-- Data supplied --
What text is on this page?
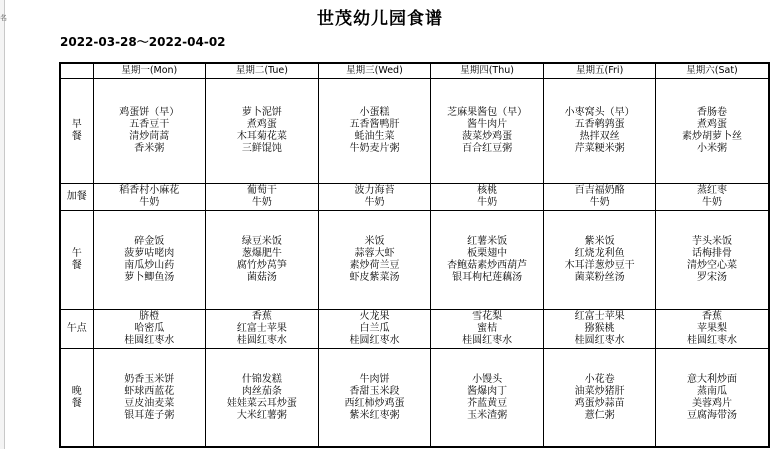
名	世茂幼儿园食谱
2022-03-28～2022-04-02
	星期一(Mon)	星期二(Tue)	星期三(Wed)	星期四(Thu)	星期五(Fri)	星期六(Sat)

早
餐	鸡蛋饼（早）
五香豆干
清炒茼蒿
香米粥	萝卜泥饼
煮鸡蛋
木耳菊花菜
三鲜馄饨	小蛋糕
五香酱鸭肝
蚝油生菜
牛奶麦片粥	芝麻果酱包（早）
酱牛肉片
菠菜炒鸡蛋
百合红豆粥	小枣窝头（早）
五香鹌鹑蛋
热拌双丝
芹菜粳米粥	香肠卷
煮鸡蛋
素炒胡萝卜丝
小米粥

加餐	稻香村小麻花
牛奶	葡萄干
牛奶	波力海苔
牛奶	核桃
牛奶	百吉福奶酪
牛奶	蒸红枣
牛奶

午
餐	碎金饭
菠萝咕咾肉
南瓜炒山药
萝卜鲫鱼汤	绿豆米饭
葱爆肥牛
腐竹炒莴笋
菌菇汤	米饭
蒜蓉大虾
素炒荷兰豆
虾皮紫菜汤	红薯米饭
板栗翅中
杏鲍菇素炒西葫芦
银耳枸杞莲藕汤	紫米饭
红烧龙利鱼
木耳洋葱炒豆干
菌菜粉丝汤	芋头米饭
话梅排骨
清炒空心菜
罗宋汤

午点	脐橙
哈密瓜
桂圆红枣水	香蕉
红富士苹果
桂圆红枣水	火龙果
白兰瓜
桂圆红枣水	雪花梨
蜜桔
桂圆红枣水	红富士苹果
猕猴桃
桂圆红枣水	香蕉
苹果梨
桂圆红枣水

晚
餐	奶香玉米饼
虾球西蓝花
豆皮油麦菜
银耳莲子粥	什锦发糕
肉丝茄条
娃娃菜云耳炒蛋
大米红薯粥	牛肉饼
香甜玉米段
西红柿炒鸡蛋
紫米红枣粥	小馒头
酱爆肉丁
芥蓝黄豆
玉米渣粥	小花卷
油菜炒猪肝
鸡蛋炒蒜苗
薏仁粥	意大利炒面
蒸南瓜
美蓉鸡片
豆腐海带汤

==

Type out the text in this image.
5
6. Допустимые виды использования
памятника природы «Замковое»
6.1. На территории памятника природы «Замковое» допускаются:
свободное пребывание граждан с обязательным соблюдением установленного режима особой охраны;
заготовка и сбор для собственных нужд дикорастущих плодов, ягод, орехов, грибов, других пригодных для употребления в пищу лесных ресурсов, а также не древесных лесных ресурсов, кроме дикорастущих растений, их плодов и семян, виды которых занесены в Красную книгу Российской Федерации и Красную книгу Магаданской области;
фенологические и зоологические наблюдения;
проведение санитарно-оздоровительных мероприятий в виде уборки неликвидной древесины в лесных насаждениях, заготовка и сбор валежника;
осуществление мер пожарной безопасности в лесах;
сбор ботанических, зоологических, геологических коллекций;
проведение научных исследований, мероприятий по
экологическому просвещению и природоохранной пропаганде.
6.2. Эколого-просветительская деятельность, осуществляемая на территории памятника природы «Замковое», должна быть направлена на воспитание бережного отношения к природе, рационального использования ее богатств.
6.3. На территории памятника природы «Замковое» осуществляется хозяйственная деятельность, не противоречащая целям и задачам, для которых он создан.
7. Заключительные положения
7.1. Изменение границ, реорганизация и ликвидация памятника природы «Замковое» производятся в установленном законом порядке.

---

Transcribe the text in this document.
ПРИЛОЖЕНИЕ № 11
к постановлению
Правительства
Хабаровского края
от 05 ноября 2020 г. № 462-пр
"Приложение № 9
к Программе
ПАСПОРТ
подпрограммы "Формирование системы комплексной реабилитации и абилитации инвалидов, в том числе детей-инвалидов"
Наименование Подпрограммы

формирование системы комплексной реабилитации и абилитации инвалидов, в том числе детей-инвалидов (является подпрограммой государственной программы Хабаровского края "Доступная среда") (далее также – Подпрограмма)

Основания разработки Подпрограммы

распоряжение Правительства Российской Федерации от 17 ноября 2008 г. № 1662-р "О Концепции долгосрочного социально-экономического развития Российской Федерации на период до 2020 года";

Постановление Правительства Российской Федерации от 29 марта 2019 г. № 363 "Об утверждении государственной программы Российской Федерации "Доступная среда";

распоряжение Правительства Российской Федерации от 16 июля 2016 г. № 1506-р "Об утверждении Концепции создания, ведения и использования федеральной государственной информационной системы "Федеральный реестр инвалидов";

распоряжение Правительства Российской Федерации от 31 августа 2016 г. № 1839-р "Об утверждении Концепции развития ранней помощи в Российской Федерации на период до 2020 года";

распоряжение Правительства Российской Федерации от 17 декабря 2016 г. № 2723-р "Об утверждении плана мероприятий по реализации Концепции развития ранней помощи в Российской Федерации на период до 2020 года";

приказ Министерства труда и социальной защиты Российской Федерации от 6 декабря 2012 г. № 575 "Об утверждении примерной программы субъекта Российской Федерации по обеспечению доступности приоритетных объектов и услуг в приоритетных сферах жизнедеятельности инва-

-- Stated task --
Gather up the lines containing the word "Хабаровского" from these records and copy them.

-- Reply to the exercise --
Хабаровского края
формирование системы комплексной реабилитации и абилитации инвалидов, в том числе детей-инвалидов (является подпрограммой государственной программы Хабаровского края "Доступная среда") (далее также – Подпрограмма)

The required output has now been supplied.